Available data:
--------

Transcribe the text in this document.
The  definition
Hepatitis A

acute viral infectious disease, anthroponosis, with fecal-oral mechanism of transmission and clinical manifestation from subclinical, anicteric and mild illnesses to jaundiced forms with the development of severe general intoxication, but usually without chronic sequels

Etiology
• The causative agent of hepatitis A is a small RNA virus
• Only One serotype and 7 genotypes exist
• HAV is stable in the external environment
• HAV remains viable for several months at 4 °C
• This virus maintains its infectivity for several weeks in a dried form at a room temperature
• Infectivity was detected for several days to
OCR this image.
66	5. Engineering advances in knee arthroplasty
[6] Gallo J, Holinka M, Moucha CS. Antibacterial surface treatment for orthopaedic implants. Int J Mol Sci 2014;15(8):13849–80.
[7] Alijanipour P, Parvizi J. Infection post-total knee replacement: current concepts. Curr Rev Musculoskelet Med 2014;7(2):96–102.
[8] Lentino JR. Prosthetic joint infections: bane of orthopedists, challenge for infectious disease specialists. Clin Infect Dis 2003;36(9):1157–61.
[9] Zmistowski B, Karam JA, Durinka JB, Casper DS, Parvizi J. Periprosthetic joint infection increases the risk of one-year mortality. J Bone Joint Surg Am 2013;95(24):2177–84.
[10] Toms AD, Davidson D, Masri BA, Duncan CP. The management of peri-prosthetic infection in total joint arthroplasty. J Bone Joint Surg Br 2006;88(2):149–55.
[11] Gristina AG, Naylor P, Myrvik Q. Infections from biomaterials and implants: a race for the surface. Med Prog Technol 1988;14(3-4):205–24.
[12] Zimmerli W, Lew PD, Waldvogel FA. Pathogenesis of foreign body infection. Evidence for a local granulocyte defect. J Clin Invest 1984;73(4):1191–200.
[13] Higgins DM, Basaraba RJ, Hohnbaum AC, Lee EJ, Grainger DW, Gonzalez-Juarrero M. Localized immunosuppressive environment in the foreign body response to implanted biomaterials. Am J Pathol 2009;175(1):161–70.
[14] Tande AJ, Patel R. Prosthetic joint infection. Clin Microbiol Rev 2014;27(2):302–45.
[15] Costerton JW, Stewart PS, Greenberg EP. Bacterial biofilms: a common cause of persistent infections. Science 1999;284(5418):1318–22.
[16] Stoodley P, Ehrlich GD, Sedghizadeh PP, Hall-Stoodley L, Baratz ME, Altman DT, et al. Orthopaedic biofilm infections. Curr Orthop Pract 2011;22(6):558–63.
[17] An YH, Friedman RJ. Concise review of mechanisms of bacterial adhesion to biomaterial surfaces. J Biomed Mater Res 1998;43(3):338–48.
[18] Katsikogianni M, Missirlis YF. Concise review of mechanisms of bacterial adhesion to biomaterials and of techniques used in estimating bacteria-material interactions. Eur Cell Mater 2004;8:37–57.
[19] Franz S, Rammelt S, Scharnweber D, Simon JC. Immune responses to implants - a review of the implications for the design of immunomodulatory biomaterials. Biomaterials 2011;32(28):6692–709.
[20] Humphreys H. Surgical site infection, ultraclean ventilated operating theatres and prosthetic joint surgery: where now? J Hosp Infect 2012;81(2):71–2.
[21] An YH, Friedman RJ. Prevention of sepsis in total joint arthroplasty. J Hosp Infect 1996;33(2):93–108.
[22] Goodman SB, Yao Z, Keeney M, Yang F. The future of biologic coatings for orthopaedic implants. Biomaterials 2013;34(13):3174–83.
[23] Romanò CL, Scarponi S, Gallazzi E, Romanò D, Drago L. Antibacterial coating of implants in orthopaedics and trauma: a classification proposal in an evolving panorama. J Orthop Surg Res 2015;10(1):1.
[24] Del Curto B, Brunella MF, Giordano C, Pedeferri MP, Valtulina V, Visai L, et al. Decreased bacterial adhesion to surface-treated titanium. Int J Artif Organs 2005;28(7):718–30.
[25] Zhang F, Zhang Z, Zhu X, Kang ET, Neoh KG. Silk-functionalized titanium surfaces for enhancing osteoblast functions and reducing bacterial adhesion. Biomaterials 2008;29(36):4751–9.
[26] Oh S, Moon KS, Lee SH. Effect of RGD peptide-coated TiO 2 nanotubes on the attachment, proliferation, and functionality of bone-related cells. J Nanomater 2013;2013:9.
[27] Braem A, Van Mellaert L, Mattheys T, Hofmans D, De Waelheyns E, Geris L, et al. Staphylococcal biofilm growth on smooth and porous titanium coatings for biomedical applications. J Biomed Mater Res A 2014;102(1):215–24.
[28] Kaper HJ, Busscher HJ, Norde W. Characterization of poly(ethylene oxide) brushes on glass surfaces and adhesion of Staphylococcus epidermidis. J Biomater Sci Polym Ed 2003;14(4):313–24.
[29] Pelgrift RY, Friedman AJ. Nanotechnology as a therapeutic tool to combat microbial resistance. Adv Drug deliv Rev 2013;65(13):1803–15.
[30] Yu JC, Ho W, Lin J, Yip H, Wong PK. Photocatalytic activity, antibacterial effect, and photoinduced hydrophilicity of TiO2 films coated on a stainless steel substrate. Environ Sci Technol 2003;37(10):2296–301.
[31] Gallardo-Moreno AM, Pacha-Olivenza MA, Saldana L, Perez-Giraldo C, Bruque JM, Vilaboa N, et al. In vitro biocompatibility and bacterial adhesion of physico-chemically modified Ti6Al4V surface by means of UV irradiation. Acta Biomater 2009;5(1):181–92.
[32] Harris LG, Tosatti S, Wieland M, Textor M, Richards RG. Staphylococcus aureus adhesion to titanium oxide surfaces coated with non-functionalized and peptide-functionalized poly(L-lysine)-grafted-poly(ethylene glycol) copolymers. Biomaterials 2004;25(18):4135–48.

--------

Task:
Work out the number of lines in this listing that include the word "Hosp". Reply with that number only.

The answer:
2